__Task prompt__. Pick out the lines below with "akan" and list them.

++++ Exercise data ++++

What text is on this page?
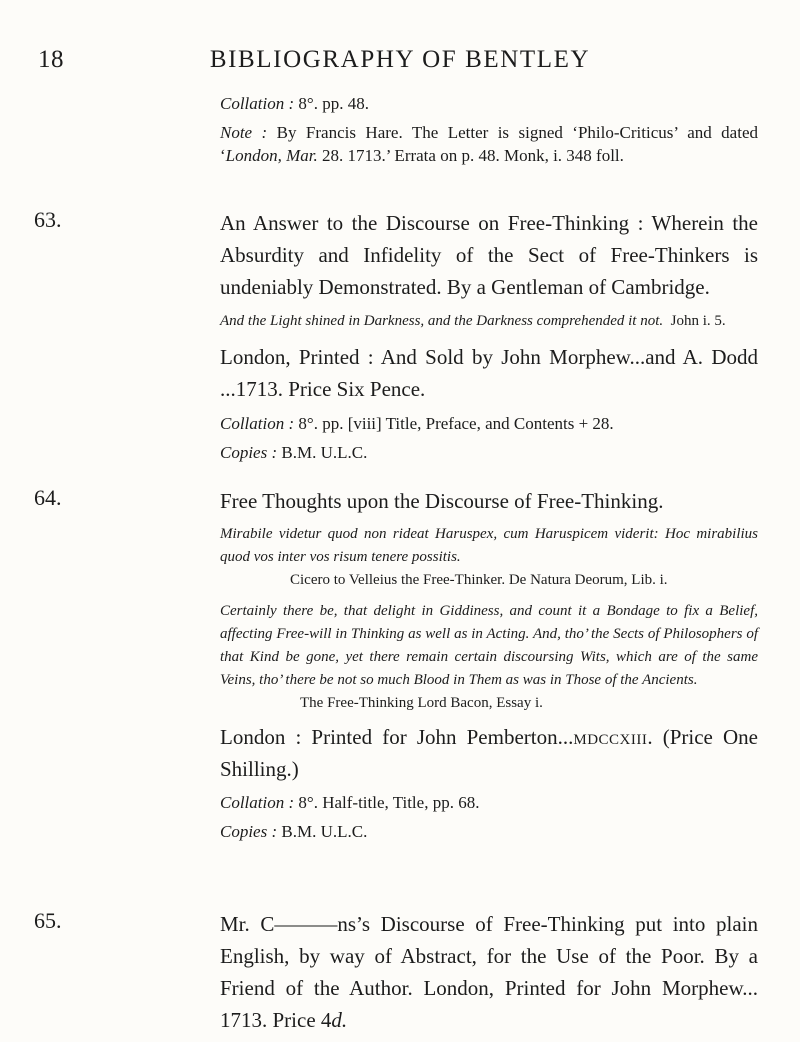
18	BIBLIOGRAPHY OF BENTLEY

Collation : 8°. pp. 48.

Note : By Francis Hare. The Letter is signed ‘Philo-Criticus’ and dated ‘London, Mar. 28. 1713.’ Errata on p. 48. Monk, i. 348 foll.

63.	An Answer to the Discourse on Free-Thinking : Wherein the Absurdity and Infidelity of the Sect of Free-Thinkers is undeniably Demonstrated. By a Gentleman of Cambridge.

And the Light shined in Darkness, and the Darkness comprehended it not. John i. 5.

London, Printed : And Sold by John Morphew...and A. Dodd ...1713. Price Six Pence.

Collation : 8°. pp. [viii] Title, Preface, and Contents + 28.

Copies : B.M. U.L.C.

64.	Free Thoughts upon the Discourse of Free-Thinking.

Mirabile videtur quod non rideat Haruspex, cum Haruspicem viderit: Hoc mirabilius quod vos inter vos risum tenere possitis.

Cicero to Velleius the Free-Thinker. De Natura Deorum, Lib. i.

Certainly there be, that delight in Giddiness, and count it a Bondage to fix a Belief, affecting Free-will in Thinking as well as in Acting. And, tho’ the Sects of Philosophers of that Kind be gone, yet there remain certain discoursing Wits, which are of the same Veins, tho’ there be not so much Blood in Them as was in Those of the Ancients.

The Free-Thinking Lord Bacon, Essay i.

London : Printed for John Pemberton...mdccxiii. (Price One Shilling.)

Collation : 8°. Half-title, Title, pp. 68.

Copies : B.M. U.L.C.

65.	Mr. C———ns’s Discourse of Free-Thinking put into plain English, by way of Abstract, for the Use of the Poor. By a Friend of the Author. London, Printed for John Morphew... 1713. Price 4d.
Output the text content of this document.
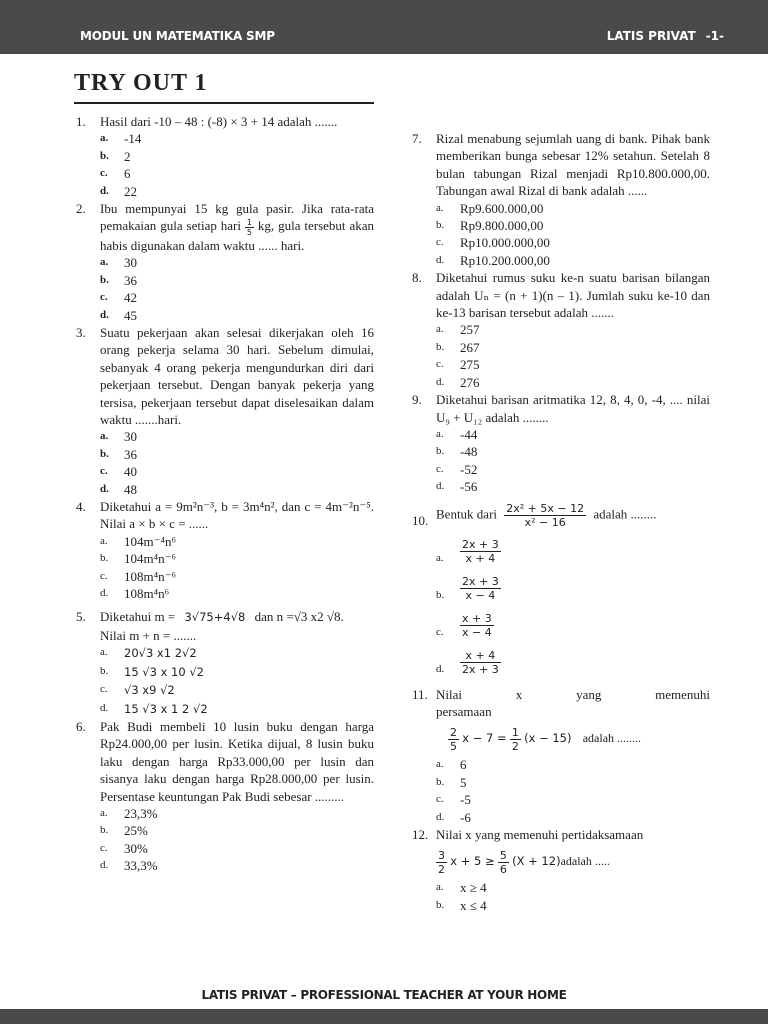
MODUL UN MATEMATIKA SMP	LATIS PRIVAT -1-
TRY OUT 1
1. Hasil dari -10 – 48 : (-8) × 3 + 14 adalah .......
a. -14
b. 2
c. 6
d. 22
2. Ibu mempunyai 15 kg gula pasir. Jika rata-rata pemakaian gula setiap hari $\frac{1}{5}$ kg, gula tersebut akan habis digunakan dalam waktu ...... hari.
a. 30
b. 36
c. 42
d. 45
3. Suatu pekerjaan akan selesai dikerjakan oleh 16 orang pekerja selama 30 hari. Sebelum dimulai, sebanyak 4 orang pekerja mengundurkan diri dari pekerjaan tersebut. Dengan banyak pekerja yang tersisa, pekerjaan tersebut dapat diselesaikan dalam waktu .......hari.
a. 30
b. 36
c. 40
d. 48
4. Diketahui a = 9m²n⁻³, b = 3m⁴n², dan c = 4m⁻²n⁻⁵. Nilai a × b × c = ......
a. 104m⁻⁴n⁶
b. 104m⁴n⁻⁶
c. 108m⁴n⁻⁶
d. 108m⁴n⁶
5. Diketahui m = 3√75+4√8 dan n =√3 x2 √8.
Nilai m + n = .......
a. 20√3 x1 2√2
b. 15 √3 x 10 √2
c. √3 x9 √2
d. 15 √3 x 1 2 √2
6. Pak Budi membeli 10 lusin buku dengan harga Rp24.000,00 per lusin. Ketika dijual, 8 lusin buku laku dengan harga Rp33.000,00 per lusin dan sisanya laku dengan harga Rp28.000,00 per lusin. Persentase keuntungan Pak Budi sebesar .........
a. 23,3%
b. 25%
c. 30%
d. 33,3%
7. Rizal menabung sejumlah uang di bank. Pihak bank memberikan bunga sebesar 12% setahun. Setelah 8 bulan tabungan Rizal menjadi Rp10.800.000,00. Tabungan awal Rizal di bank adalah ......
a. Rp9.600.000,00
b. Rp9.800.000,00
c. Rp10.000.000,00
d. Rp10.200.000,00
8. Diketahui rumus suku ke-n suatu barisan bilangan adalah Uₙ = (n + 1)(n – 1). Jumlah suku ke-10 dan ke-13 barisan tersebut adalah .......
a. 257
b. 267
c. 275
d. 276
9. Diketahui barisan aritmatika 12, 8, 4, 0, -4, .... nilai U₉ + U₁₂ adalah ........
a. -44
b. -48
c. -52
d. -56
10. Bentuk dari $\frac{\text{2x² + 5x − 12}}{\text{x² − 16}}$ adalah ........
a. $\frac{2x + 3}{x + 4}$
b. $\frac{2x + 3}{x - 4}$
c. $\frac{x + 3}{x - 4}$
d. $\frac{x + 4}{2x + 3}$
11. Nilai x yang memenuhi persamaan
$\frac{2}{5}$ $x - 7 = \frac{1}{2} (x - 15)$ adalah ........
a. 6
b. 5
c. -5
d. -6
12. Nilai x yang memenuhi pertidaksamaan
$\frac{3}{2}$ $x + 5 \ge \frac{5}{6} (X$ + 12)adalah .....
a. x ≥ 4
b. x ≤ 4
LATIS PRIVAT – PROFESSIONAL TEACHER AT YOUR HOME
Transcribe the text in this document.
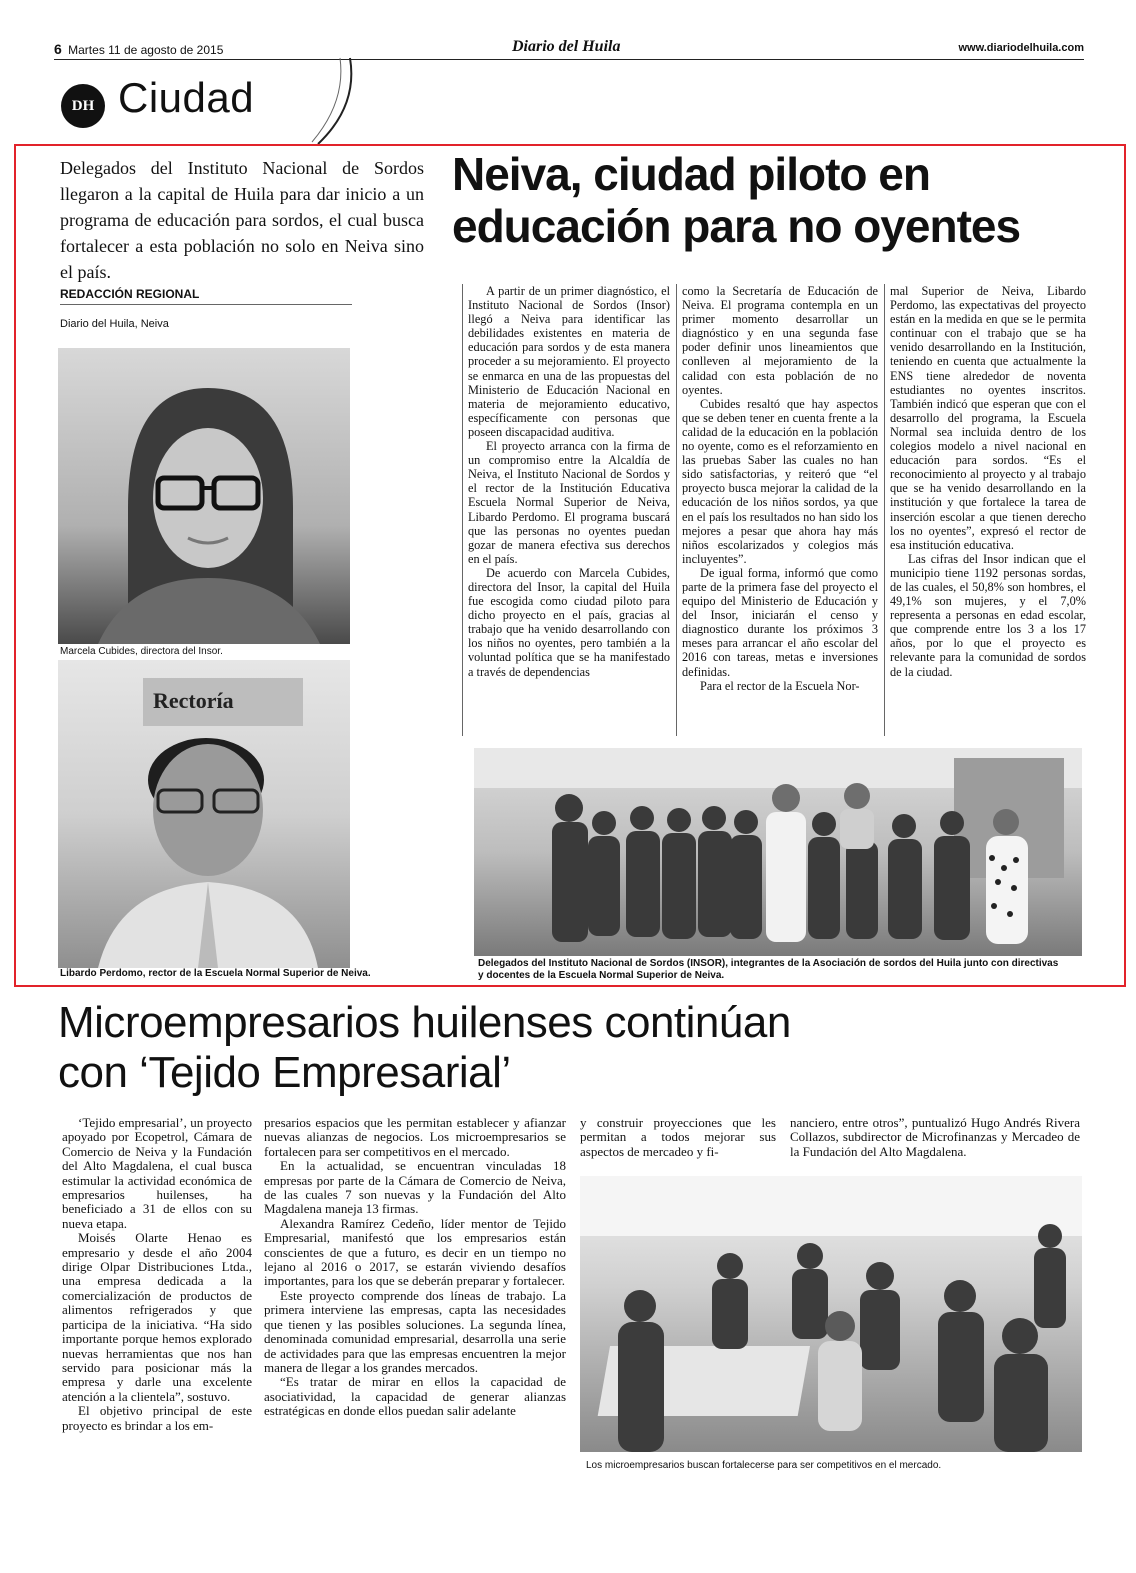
6 Martes 11 de agosto de 2015	Diario del Huila	www.diariodelhuila.com
DH Ciudad
Delegados del Instituto Nacional de Sordos llegaron a la capital de Huila para dar inicio a un programa de educación para sordos, el cual busca fortalecer a esta población no solo en Neiva sino el país.
REDACCIÓN REGIONAL
Diario del Huila, Neiva
Marcela Cubides, directora del Insor.
Rectoría
Libardo Perdomo, rector de la Escuela Normal Superior de Neiva.
Neiva, ciudad piloto en educación para no oyentes

A partir de un primer diagnóstico, el Instituto Nacional de Sordos (Insor) llegó a Neiva para identificar las debilidades existentes en materia de educación para sordos y de esta manera proceder a su mejoramiento. El proyecto se enmarca en una de las propuestas del Ministerio de Educación Nacional en materia de mejoramiento educativo, específicamente con personas que poseen discapacidad auditiva.

El proyecto arranca con la firma de un compromiso entre la Alcaldía de Neiva, el Instituto Nacional de Sordos y el rector de la Institución Educativa Escuela Normal Superior de Neiva, Libardo Perdomo. El programa buscará que las personas no oyentes puedan gozar de manera efectiva sus derechos en el país.

De acuerdo con Marcela Cubides, directora del Insor, la capital del Huila fue escogida como ciudad piloto para dicho proyecto en el país, gracias al trabajo que ha venido desarrollando con los niños no oyentes, pero también a la voluntad política que se ha manifestado a través de dependencias

como la Secretaría de Educación de Neiva. El programa contempla en un primer momento desarrollar un diagnóstico y en una segunda fase poder definir unos lineamientos que conlleven al mejoramiento de la calidad con esta población de no oyentes.

Cubides resaltó que hay aspectos que se deben tener en cuenta frente a la calidad de la educación en la población no oyente, como es el reforzamiento en las pruebas Saber las cuales no han sido satisfactorias, y reiteró que “el proyecto busca mejorar la calidad de la educación de los niños sordos, ya que en el país los resultados no han sido los mejores a pesar que ahora hay más niños escolarizados y colegios más incluyentes”.

De igual forma, informó que como parte de la primera fase del proyecto el equipo del Ministerio de Educación y del Insor, iniciarán el censo y diagnostico durante los próximos 3 meses para arrancar el año escolar del 2016 con tareas, metas e inversiones definidas.

Para el rector de la Escuela Nor-

mal Superior de Neiva, Libardo Perdomo, las expectativas del proyecto están en la medida en que se le permita continuar con el trabajo que se ha venido desarrollando en la Institución, teniendo en cuenta que actualmente la ENS tiene alrededor de noventa estudiantes no oyentes inscritos. También indicó que esperan que con el desarrollo del programa, la Escuela Normal sea incluida dentro de los colegios modelo a nivel nacional en educación para sordos. “Es el reconocimiento al proyecto y al trabajo que se ha venido desarrollando en la institución y que fortalece la tarea de inserción escolar a que tienen derecho los no oyentes”, expresó el rector de esa institución educativa.

Las cifras del Insor indican que el municipio tiene 1192 personas sordas, de las cuales, el 50,8% son hombres, el 49,1% son mujeres, y el 7,0% representa a personas en edad escolar, que comprende entre los 3 a los 17 años, por lo que el proyecto es relevante para la comunidad de sordos de la ciudad.

Delegados del Instituto Nacional de Sordos (INSOR), integrantes de la Asociación de sordos del Huila junto con directivas y docentes de la Escuela Normal Superior de Neiva.
Microempresarios huilenses continúan con ‘Tejido Empresarial’

‘Tejido empresarial’, un proyecto apoyado por Ecopetrol, Cámara de Comercio de Neiva y la Fundación del Alto Magdalena, el cual busca estimular la actividad económica de empresarios huilenses, ha beneficiado a 31 de ellos con su nueva etapa.

Moisés Olarte Henao es empresario y desde el año 2004 dirige Olpar Distribuciones Ltda., una empresa dedicada a la comercialización de productos de alimentos refrigerados y que participa de la iniciativa. “Ha sido importante porque hemos explorado nuevas herramientas que nos han servido para posicionar más la empresa y darle una excelente atención a la clientela”, sostuvo.

El objetivo principal de este proyecto es brindar a los em-

presarios espacios que les permitan establecer y afianzar nuevas alianzas de negocios. Los microempresarios se fortalecen para ser competitivos en el mercado.

En la actualidad, se encuentran vinculadas 18 empresas por parte de la Cámara de Comercio de Neiva, de las cuales 7 son nuevas y la Fundación del Alto Magdalena maneja 13 firmas.

Alexandra Ramírez Cedeño, líder mentor de Tejido Empresarial, manifestó que los empresarios están conscientes de que a futuro, es decir en un tiempo no lejano al 2016 o 2017, se estarán viviendo desafíos importantes, para los que se deberán preparar y fortalecer.

Este proyecto comprende dos líneas de trabajo. La primera interviene las empresas, capta las necesidades que tienen y las posibles soluciones. La segunda línea, denominada comunidad empresarial, desarrolla una serie de actividades para que las empresas encuentren la mejor manera de llegar a los grandes mercados.

“Es tratar de mirar en ellos la capacidad de asociatividad, la capacidad de generar alianzas estratégicas en donde ellos puedan salir adelante

y construir proyecciones que les permitan a todos mejorar sus aspectos de mercadeo y fi-

nanciero, entre otros”, puntualizó Hugo Andrés Rivera Collazos, subdirector de Microfinanzas y Mercadeo de la Fundación del Alto Magdalena.

Los microempresarios buscan fortalecerse para ser competitivos en el mercado.
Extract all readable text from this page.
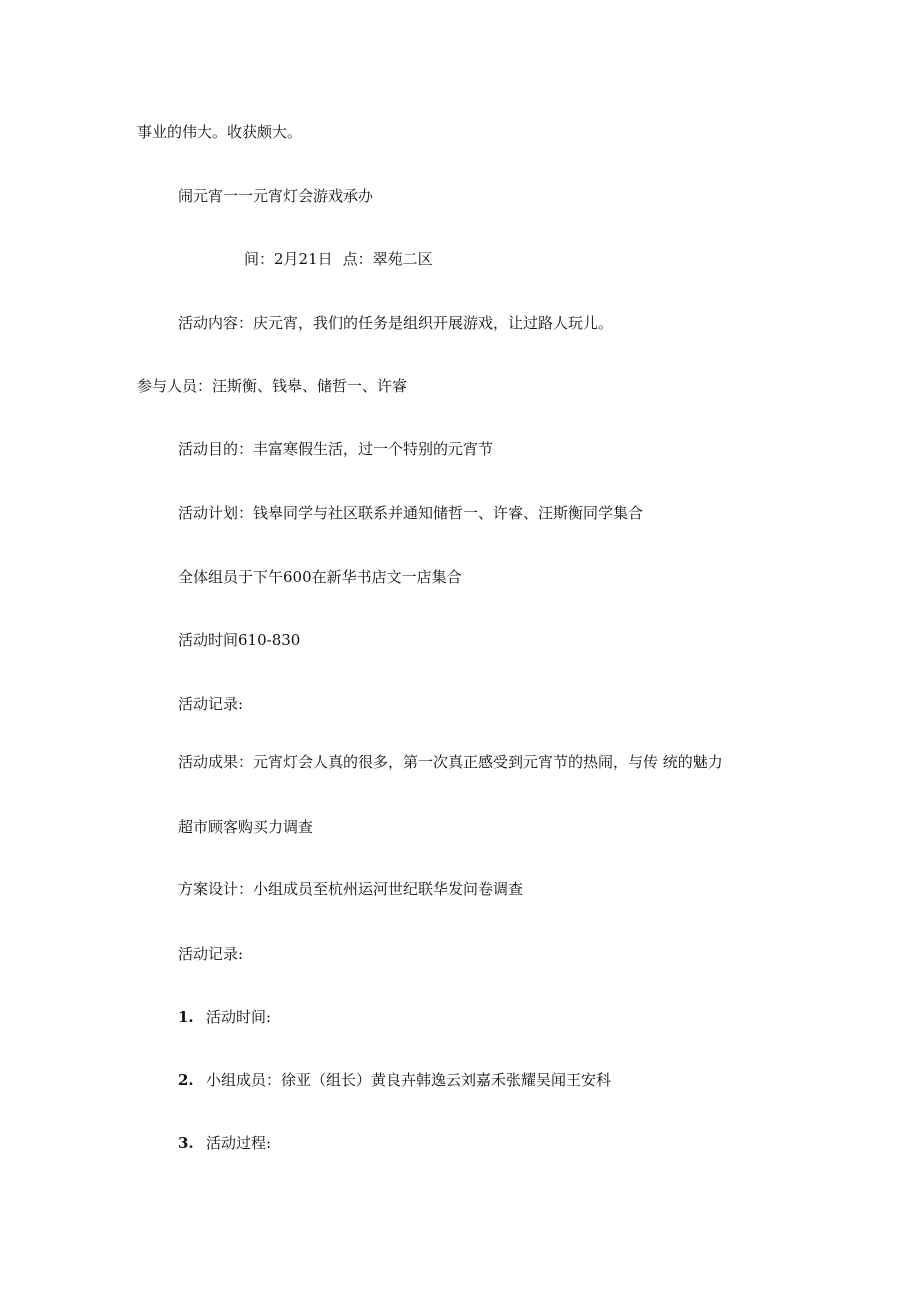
事业的伟大。收获颇大。
闹元宵一一元宵灯会游戏承办
间：2月21日 点：翠苑二区
活动内容：庆元宵，我们的任务是组织开展游戏，让过路人玩儿。
参与人员：汪斯衡、钱皋、储哲一、许睿
活动目的：丰富寒假生活，过一个特别的元宵节
活动计划：钱皋同学与社区联系并通知储哲一、许睿、汪斯衡同学集合
全体组员于下午600在新华书店文一店集合
活动时间610-830
活动记录:
活动成果：元宵灯会人真的很多，第一次真正感受到元宵节的热闹，与传 统的魅力
超市顾客购买力调查
方案设计：小组成员至杭州运河世纪联华发问卷调查
活动记录:
1. 活动时间:
2. 小组成员：徐亚（组长）黄良卉韩逸云刘嘉禾张耀吴闻王安科
3. 活动过程:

++++

__Task output__.
2. Ibu mempunyai 15 kg gula pasir. Jika rata-rata pemakaian gula setiap hari $\frac{1}{5}$ kg, gula tersebut akan habis digunakan dalam waktu ...... hari.
3. Suatu pekerjaan akan selesai dikerjakan oleh 16 orang pekerja selama 30 hari. Sebelum dimulai, sebanyak 4 orang pekerja mengundurkan diri dari pekerjaan tersebut. Dengan banyak pekerja yang tersisa, pekerjaan tersebut dapat diselesaikan dalam waktu .......hari.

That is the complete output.